Task details ->
Single out each line with the word "Showdown" and copy it.

*****

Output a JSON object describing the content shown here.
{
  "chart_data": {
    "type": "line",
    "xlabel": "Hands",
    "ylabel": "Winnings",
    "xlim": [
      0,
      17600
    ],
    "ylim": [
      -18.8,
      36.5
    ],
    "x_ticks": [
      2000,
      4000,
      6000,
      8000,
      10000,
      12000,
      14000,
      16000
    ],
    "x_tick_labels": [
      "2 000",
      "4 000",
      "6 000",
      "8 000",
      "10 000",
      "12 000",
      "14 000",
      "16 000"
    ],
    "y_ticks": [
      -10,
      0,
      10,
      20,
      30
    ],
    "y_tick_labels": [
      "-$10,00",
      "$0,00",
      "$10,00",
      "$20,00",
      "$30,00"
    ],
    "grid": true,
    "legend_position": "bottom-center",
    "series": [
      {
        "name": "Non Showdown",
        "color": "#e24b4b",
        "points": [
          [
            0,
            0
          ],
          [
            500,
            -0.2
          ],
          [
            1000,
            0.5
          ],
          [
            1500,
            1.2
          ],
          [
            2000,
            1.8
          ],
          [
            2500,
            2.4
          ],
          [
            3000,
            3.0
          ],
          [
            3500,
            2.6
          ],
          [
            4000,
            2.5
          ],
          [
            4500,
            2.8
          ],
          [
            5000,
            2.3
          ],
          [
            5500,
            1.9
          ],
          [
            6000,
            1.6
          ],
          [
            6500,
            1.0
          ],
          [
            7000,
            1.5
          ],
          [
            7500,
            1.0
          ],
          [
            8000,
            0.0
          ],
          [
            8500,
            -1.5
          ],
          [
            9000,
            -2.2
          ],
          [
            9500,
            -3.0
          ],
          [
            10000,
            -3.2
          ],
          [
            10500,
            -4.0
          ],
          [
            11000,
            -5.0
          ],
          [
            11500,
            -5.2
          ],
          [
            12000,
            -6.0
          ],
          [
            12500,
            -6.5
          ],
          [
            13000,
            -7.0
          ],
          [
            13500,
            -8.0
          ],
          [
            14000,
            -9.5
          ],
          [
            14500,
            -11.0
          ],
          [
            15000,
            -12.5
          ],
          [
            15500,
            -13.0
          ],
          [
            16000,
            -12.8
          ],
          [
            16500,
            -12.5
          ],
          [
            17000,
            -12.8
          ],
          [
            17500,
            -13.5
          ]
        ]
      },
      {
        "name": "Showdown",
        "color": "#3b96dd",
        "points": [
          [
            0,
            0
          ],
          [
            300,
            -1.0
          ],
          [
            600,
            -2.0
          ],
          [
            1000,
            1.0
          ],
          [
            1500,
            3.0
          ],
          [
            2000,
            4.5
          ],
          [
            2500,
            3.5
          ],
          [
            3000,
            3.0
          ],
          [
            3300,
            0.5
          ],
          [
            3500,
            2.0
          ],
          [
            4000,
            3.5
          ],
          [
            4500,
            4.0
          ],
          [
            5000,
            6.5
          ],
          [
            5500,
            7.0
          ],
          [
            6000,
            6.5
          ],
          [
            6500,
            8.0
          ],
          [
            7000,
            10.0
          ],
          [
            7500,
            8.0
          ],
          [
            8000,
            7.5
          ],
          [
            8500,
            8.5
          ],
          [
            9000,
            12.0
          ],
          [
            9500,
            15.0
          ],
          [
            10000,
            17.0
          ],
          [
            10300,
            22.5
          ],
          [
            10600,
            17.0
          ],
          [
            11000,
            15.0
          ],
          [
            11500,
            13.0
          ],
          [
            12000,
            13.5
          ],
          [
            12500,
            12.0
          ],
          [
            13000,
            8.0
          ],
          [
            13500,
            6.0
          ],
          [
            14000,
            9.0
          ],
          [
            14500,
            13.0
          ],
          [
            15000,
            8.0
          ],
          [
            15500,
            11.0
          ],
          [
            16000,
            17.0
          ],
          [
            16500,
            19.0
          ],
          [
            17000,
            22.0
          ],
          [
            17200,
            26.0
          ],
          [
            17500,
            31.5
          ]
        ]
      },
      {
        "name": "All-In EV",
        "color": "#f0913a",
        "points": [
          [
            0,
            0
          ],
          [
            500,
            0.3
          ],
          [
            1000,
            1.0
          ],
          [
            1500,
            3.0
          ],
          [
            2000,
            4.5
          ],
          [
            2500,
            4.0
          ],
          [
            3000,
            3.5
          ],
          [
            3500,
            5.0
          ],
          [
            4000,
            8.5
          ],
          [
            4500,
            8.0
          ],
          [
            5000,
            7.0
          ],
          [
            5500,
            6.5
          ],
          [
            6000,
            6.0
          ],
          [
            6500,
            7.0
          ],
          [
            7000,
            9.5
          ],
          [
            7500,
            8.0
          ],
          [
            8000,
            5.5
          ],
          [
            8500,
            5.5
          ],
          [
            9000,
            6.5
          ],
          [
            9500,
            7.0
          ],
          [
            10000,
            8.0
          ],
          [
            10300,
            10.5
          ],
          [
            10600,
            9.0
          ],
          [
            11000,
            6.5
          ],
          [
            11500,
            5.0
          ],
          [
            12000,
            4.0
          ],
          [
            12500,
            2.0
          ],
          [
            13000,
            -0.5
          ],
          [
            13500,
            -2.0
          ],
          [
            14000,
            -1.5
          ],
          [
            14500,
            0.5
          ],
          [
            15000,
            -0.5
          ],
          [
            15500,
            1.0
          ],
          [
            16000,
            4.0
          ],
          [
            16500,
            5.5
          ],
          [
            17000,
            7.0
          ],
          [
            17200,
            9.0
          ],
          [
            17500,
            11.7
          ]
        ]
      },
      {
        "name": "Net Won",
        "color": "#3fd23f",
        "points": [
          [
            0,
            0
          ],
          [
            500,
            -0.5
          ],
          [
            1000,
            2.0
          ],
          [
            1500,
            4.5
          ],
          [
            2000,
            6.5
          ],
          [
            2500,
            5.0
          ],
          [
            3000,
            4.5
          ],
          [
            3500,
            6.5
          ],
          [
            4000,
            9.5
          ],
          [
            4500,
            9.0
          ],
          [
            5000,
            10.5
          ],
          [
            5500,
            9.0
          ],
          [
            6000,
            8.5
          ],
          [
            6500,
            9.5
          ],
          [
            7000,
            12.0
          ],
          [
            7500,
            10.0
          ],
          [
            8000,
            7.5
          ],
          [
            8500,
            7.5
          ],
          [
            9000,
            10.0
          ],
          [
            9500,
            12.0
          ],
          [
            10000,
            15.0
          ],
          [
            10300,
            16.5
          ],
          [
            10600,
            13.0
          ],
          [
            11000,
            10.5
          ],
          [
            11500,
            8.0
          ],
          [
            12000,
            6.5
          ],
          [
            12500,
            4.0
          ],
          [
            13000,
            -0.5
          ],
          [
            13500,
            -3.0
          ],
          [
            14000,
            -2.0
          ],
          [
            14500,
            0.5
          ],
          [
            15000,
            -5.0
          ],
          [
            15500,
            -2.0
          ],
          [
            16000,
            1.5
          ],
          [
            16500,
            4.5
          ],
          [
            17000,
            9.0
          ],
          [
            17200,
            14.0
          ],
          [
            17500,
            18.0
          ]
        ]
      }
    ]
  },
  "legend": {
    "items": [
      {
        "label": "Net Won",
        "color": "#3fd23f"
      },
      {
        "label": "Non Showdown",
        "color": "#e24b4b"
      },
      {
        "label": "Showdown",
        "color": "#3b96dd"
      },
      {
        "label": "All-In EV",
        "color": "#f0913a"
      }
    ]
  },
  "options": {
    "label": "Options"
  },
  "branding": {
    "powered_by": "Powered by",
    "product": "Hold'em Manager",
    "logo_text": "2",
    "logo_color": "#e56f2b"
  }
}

*****

Task result ->
        "name": "Non Showdown",
        "name": "Showdown",
        "label": "Non Showdown",
        "label": "Showdown",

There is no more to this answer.